(Part of a data file)
======
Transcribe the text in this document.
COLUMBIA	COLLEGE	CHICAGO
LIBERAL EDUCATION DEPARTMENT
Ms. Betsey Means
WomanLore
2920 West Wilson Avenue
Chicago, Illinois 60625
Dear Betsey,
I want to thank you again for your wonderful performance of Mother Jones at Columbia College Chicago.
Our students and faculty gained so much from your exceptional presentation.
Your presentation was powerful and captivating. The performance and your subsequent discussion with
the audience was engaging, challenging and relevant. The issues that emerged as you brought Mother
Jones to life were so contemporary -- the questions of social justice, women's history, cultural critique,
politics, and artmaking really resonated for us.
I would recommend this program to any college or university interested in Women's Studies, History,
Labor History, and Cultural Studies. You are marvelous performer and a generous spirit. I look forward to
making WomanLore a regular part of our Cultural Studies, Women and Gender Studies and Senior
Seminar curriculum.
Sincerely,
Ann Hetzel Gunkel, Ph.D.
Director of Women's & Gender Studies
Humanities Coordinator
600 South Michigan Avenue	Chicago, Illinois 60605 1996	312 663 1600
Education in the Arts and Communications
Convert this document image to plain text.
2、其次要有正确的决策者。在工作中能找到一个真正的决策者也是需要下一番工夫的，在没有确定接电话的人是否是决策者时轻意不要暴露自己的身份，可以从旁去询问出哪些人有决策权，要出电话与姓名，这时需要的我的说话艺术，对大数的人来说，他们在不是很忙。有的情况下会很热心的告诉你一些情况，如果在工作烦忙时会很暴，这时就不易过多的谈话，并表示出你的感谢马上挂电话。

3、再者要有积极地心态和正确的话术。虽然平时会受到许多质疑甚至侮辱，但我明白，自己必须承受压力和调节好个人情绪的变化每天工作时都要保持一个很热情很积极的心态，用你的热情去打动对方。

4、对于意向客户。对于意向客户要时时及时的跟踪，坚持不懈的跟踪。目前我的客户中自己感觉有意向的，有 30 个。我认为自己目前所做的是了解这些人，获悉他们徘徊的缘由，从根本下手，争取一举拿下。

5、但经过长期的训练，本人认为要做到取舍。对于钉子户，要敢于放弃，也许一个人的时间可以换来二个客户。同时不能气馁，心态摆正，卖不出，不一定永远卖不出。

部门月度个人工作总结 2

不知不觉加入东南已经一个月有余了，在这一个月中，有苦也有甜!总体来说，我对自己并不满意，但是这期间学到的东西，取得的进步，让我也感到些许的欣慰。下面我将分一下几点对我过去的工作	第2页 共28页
======
Write all of the records out again exactly.

- [Correct result]:
Transcribe the text in this document.
COLUMBIA	COLLEGE	CHICAGO
LIBERAL EDUCATION DEPARTMENT
Ms. Betsey Means
WomanLore
2920 West Wilson Avenue
Chicago, Illinois 60625
Dear Betsey,
I want to thank you again for your wonderful performance of Mother Jones at Columbia College Chicago.
Our students and faculty gained so much from your exceptional presentation.
Your presentation was powerful and captivating. The performance and your subsequent discussion with
the audience was engaging, challenging and relevant. The issues that emerged as you brought Mother
Jones to life were so contemporary -- the questions of social justice, women's history, cultural critique,
politics, and artmaking really resonated for us.
I would recommend this program to any college or university interested in Women's Studies, History,
Labor History, and Cultural Studies. You are marvelous performer and a generous spirit. I look forward to
making WomanLore a regular part of our Cultural Studies, Women and Gender Studies and Senior
Seminar curriculum.
Sincerely,
Ann Hetzel Gunkel, Ph.D.
Director of Women's & Gender Studies
Humanities Coordinator
600 South Michigan Avenue	Chicago, Illinois 60605 1996	312 663 1600
Education in the Arts and Communications
Convert this document image to plain text.
2、其次要有正确的决策者。在工作中能找到一个真正的决策者也是需要下一番工夫的，在没有确定接电话的人是否是决策者时轻意不要暴露自己的身份，可以从旁去询问出哪些人有决策权，要出电话与姓名，这时需要的我的说话艺术，对大数的人来说，他们在不是很忙。有的情况下会很热心的告诉你一些情况，如果在工作烦忙时会很暴，这时就不易过多的谈话，并表示出你的感谢马上挂电话。

3、再者要有积极地心态和正确的话术。虽然平时会受到许多质疑甚至侮辱，但我明白，自己必须承受压力和调节好个人情绪的变化每天工作时都要保持一个很热情很积极的心态，用你的热情去打动对方。

4、对于意向客户。对于意向客户要时时及时的跟踪，坚持不懈的跟踪。目前我的客户中自己感觉有意向的，有 30 个。我认为自己目前所做的是了解这些人，获悉他们徘徊的缘由，从根本下手，争取一举拿下。

5、但经过长期的训练，本人认为要做到取舍。对于钉子户，要敢于放弃，也许一个人的时间可以换来二个客户。同时不能气馁，心态摆正，卖不出，不一定永远卖不出。

部门月度个人工作总结 2

不知不觉加入东南已经一个月有余了，在这一个月中，有苦也有甜!总体来说，我对自己并不满意，但是这期间学到的东西，取得的进步，让我也感到些许的欣慰。下面我将分一下几点对我过去的工作	第2页 共28页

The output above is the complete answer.